**Task goal:** Rewrite the listing below as a numbered list, leaving out blank lines, covering only the lines from the line with "Patent image size: (994, 792)." to the line with "The cutting laser 70 is at (782, 236).", both included.

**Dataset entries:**
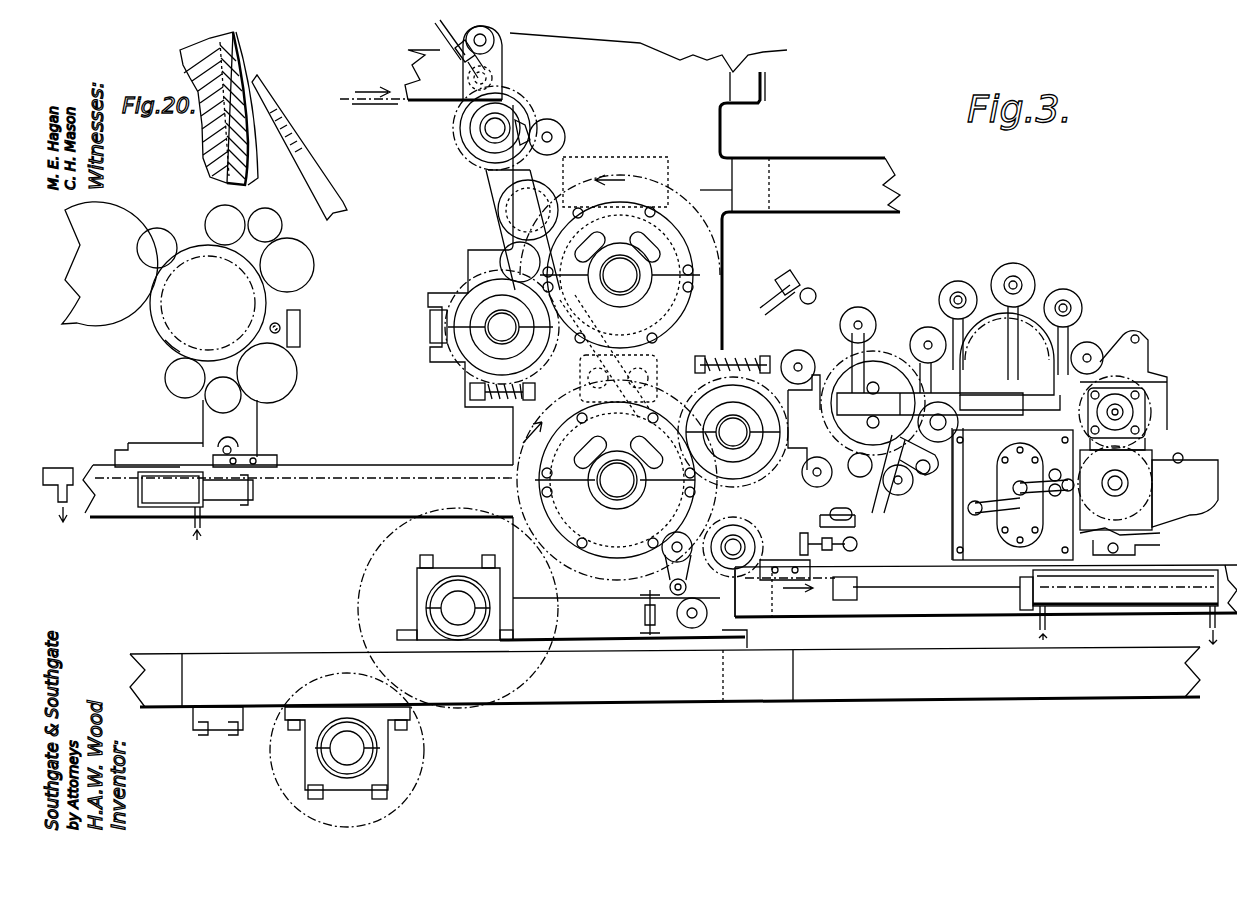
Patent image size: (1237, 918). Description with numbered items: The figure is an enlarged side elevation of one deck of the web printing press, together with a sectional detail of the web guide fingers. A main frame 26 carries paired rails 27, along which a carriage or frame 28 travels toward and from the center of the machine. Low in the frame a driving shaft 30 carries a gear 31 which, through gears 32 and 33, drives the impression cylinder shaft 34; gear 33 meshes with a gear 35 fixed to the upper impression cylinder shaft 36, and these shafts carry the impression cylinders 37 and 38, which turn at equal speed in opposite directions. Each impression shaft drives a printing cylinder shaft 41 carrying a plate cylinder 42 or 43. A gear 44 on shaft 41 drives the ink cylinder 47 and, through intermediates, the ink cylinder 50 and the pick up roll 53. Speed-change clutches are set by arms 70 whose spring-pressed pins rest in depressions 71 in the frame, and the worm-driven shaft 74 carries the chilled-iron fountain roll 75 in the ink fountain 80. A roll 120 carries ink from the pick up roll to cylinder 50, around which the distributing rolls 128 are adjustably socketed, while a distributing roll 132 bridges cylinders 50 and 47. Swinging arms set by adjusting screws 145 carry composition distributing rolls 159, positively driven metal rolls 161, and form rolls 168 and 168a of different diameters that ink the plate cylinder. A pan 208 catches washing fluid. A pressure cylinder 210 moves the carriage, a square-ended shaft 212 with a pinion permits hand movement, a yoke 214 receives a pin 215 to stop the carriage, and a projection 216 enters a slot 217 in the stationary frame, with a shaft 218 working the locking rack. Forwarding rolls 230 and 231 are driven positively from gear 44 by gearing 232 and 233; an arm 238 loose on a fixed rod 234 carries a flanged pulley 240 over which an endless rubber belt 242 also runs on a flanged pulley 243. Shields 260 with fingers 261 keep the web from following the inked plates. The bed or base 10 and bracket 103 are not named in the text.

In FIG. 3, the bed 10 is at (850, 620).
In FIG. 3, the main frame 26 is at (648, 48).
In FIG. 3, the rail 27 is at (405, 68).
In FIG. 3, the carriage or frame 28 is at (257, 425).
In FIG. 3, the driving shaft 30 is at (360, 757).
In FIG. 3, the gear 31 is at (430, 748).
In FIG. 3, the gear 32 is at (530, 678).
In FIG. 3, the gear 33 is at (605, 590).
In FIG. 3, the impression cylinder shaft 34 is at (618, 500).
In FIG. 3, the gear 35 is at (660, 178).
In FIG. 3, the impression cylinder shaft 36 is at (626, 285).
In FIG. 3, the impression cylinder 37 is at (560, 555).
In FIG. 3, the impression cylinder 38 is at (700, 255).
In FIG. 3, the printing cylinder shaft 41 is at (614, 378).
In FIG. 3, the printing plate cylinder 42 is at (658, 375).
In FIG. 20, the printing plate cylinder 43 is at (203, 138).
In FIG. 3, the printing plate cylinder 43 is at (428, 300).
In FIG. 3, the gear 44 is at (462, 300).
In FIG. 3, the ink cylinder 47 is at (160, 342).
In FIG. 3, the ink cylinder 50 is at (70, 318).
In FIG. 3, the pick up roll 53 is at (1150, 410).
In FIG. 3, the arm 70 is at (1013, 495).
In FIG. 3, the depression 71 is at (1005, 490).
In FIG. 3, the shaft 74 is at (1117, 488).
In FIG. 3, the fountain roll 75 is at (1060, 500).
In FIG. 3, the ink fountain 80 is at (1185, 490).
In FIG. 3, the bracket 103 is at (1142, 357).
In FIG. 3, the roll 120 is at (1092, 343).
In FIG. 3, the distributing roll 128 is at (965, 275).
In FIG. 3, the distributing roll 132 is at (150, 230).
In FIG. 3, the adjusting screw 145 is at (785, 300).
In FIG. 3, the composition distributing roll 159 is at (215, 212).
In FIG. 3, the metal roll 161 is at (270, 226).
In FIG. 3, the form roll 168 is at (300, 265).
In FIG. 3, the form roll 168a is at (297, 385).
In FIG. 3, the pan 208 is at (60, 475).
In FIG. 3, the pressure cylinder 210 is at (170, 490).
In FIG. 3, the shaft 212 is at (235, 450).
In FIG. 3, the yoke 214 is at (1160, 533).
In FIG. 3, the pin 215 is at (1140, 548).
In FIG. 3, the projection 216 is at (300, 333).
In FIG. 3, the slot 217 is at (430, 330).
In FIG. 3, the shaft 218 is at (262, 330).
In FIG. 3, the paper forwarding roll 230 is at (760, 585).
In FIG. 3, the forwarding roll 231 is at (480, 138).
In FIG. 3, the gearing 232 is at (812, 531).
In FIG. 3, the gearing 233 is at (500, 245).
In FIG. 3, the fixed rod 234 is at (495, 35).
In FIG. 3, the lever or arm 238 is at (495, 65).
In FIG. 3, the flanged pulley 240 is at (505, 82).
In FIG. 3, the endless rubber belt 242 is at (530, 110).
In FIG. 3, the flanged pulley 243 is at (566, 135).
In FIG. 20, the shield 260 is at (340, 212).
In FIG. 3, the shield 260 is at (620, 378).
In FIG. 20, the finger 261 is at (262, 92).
* * *
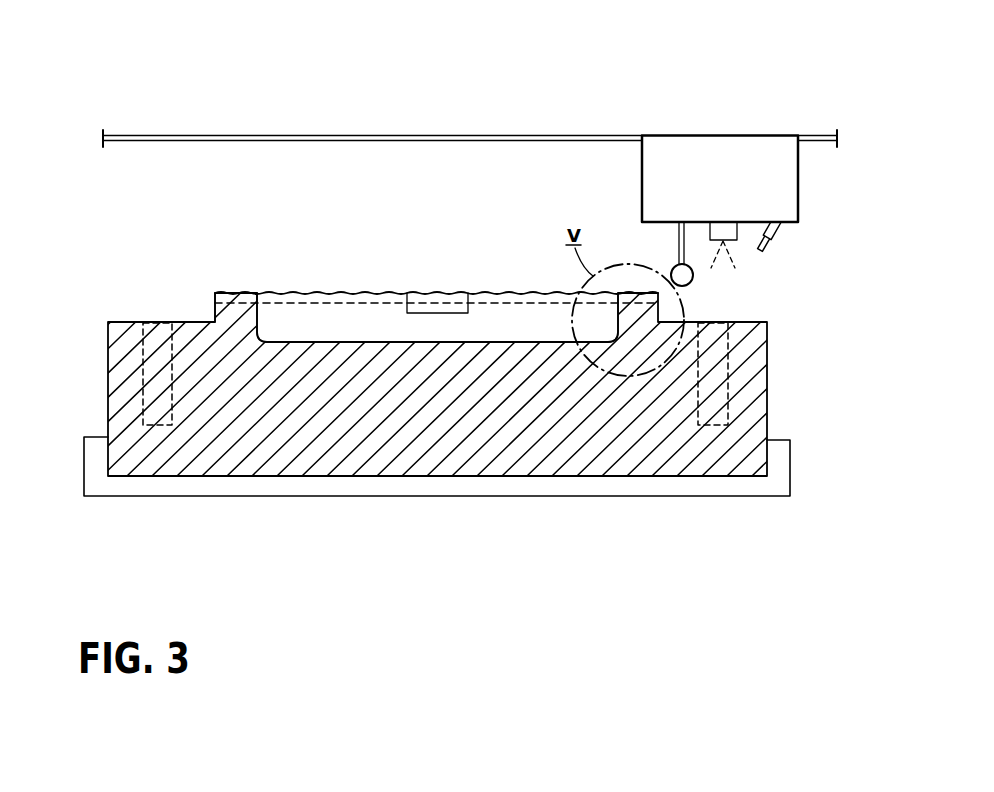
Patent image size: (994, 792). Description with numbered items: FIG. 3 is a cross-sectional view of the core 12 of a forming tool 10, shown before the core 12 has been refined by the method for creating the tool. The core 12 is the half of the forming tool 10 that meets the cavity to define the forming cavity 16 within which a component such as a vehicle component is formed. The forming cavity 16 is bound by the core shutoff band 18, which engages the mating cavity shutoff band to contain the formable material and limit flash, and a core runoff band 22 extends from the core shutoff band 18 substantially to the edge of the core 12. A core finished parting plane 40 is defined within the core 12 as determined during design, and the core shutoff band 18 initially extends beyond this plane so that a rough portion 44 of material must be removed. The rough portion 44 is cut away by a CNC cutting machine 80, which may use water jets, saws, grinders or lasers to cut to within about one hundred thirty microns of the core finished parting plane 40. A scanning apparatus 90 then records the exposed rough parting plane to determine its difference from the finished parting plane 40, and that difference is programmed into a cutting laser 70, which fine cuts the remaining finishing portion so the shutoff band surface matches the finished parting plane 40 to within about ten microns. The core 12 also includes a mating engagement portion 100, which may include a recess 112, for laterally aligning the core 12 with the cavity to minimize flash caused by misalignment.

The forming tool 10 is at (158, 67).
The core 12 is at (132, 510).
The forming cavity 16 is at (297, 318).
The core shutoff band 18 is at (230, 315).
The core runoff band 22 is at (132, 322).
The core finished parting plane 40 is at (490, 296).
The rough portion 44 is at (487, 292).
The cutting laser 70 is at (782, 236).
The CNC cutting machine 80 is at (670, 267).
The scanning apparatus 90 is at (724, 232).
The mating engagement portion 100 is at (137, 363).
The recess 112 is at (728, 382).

**Response to this task:**
1. Patent image size: (994, 792). Description with numbered items: FIG. 3 is a cross-sectional view of the core 12 of a forming tool 10, shown before the core 12 has been refined by the method for creating the tool. The core 12 is the half of the forming tool 10 that meets the cavity to define the forming cavity 16 within which a component such as a vehicle component is formed. The forming cavity 16 is bound by the core shutoff band 18, which engages the mating cavity shutoff band to contain the formable material and limit flash, and a core runoff band 22 extends from the core shutoff band 18 substantially to the edge of the core 12. A core finished parting plane 40 is defined within the core 12 as determined during design, and the core shutoff band 18 initially extends beyond this plane so that a rough portion 44 of material must be removed. The rough portion 44 is cut away by a CNC cutting machine 80, which may use water jets, saws, grinders or lasers to cut to within about one hundred thirty microns of the core finished parting plane 40. A scanning apparatus 90 then records the exposed rough parting plane to determine its difference from the finished parting plane 40, and that difference is programmed into a cutting laser 70, which fine cuts the remaining finishing portion so the shutoff band surface matches the finished parting plane 40 to within about ten microns. The core 12 also includes a mating engagement portion 100, which may include a recess 112, for laterally aligning the core 12 with the cavity to minimize flash caused by misalignment.
2. The forming tool 10 is at (158, 67).
3. The core 12 is at (132, 510).
4. The forming cavity 16 is at (297, 318).
5. The core shutoff band 18 is at (230, 315).
6. The core runoff band 22 is at (132, 322).
7. The core finished parting plane 40 is at (490, 296).
8. The rough portion 44 is at (487, 292).
9. The cutting laser 70 is at (782, 236).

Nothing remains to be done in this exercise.